_EXERCISE REQUIREMENTS_:
From the entries below, pull out each line where "celles" appears.

+++

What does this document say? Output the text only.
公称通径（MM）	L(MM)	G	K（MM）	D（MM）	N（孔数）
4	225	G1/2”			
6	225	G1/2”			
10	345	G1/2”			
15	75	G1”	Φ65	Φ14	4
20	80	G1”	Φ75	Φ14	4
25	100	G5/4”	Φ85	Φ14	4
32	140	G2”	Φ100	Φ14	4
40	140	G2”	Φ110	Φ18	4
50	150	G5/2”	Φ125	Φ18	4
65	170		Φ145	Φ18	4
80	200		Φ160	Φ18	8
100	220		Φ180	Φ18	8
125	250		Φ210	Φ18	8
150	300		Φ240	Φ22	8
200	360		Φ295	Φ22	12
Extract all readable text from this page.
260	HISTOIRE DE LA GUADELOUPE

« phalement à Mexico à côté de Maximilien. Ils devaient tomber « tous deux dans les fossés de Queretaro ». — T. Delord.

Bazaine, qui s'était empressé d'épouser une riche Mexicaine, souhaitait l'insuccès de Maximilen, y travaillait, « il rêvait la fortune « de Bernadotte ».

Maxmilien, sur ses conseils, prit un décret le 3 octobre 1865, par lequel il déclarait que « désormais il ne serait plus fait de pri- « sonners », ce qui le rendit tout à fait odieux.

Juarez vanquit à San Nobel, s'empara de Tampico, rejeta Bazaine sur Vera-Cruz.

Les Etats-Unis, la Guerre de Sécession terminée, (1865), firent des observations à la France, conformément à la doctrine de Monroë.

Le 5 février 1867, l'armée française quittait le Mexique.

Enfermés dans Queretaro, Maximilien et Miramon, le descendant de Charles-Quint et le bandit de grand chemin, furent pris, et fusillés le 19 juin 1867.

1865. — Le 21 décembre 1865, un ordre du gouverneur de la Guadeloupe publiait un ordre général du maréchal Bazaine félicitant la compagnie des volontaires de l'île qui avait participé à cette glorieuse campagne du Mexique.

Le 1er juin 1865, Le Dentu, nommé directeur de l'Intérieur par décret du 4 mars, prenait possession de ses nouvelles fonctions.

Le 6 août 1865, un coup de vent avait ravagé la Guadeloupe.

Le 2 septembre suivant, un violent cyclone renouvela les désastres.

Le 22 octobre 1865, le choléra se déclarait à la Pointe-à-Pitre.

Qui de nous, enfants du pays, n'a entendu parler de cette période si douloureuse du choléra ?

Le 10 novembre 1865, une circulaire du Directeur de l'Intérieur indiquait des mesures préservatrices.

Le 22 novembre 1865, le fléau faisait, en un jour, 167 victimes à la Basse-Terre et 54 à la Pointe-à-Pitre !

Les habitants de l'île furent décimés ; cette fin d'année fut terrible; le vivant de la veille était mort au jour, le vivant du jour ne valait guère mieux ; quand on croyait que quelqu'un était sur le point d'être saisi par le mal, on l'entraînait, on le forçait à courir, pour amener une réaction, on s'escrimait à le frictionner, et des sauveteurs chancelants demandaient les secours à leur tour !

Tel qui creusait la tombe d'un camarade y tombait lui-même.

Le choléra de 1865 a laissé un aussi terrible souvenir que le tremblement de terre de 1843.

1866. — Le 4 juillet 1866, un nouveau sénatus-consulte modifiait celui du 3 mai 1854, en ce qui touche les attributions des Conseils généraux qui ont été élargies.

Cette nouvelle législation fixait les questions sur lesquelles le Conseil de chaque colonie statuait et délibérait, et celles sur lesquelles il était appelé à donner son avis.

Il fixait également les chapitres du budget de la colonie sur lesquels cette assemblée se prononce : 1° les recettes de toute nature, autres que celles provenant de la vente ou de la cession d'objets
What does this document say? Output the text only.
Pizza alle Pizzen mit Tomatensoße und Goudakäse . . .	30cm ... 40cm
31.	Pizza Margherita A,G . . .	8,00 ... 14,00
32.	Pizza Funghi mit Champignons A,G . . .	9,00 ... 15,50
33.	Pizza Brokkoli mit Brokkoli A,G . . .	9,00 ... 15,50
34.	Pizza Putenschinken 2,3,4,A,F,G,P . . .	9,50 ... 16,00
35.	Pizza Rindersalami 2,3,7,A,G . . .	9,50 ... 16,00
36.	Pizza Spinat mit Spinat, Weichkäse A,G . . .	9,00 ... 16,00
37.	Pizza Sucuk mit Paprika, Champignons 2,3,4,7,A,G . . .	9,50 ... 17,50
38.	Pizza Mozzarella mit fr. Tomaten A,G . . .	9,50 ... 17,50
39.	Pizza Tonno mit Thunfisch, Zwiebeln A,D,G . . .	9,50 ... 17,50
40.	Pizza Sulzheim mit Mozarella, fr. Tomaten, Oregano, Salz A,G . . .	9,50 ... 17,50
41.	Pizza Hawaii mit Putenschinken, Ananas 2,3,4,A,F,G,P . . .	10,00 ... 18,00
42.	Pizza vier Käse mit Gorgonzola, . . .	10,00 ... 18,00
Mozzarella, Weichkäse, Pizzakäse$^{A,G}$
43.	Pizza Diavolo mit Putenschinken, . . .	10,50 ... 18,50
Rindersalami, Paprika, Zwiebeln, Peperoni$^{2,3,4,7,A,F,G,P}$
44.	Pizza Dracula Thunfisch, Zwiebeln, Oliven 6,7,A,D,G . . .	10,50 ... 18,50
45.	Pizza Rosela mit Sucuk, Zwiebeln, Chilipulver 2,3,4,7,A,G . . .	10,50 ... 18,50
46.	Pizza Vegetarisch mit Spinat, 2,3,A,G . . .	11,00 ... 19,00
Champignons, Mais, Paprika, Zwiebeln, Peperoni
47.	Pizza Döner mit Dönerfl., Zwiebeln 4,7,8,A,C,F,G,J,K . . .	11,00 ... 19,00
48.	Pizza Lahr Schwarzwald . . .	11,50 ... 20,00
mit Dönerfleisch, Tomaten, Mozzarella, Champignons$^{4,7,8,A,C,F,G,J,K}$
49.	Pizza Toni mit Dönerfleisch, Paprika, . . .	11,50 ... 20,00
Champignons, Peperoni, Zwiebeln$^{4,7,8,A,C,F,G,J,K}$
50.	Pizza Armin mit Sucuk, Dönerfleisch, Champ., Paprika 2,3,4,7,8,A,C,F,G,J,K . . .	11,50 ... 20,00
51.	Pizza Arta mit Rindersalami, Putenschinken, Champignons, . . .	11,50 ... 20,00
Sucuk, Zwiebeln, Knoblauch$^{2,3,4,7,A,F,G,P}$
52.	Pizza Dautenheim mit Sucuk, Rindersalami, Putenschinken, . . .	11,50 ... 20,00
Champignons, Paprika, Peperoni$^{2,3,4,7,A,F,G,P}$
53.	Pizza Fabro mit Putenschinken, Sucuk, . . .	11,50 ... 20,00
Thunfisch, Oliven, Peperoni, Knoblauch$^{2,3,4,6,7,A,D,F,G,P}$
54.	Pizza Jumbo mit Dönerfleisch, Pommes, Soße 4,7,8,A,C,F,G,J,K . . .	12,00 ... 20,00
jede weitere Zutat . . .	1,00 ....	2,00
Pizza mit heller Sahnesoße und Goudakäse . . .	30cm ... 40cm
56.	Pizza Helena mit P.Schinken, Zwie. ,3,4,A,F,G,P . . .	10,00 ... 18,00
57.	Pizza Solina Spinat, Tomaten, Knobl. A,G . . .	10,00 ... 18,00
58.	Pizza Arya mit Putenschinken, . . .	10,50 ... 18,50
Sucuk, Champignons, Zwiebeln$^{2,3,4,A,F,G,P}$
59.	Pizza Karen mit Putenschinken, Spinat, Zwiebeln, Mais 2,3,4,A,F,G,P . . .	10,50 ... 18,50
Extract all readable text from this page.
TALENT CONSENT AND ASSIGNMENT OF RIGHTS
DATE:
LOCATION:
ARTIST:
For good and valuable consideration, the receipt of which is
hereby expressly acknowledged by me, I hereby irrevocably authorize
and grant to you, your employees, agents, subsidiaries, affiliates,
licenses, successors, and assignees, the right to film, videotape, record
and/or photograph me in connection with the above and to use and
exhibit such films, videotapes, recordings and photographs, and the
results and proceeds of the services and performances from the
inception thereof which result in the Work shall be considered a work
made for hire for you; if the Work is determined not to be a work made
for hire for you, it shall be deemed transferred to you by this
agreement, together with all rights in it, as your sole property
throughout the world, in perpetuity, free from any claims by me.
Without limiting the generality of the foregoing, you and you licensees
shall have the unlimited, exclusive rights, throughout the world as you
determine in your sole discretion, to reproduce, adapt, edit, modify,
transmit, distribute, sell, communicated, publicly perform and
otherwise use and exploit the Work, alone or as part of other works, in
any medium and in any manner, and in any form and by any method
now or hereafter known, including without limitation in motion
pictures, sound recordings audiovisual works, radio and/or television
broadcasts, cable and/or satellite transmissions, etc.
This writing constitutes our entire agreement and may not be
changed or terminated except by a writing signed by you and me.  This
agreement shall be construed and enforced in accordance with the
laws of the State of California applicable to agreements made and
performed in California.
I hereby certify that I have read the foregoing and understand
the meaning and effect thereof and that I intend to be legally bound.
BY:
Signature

+++

_ANSWER FOR THIS EXERCISE_:
Cette nouvelle législation fixait les questions sur lesquelles le Conseil de chaque colonie statuait et délibérait, et celles sur lesquelles il était appelé à donner son avis.
Il fixait également les chapitres du budget de la colonie sur lesquels cette assemblée se prononce : 1° les recettes de toute nature, autres que celles provenant de la vente ou de la cession d'objets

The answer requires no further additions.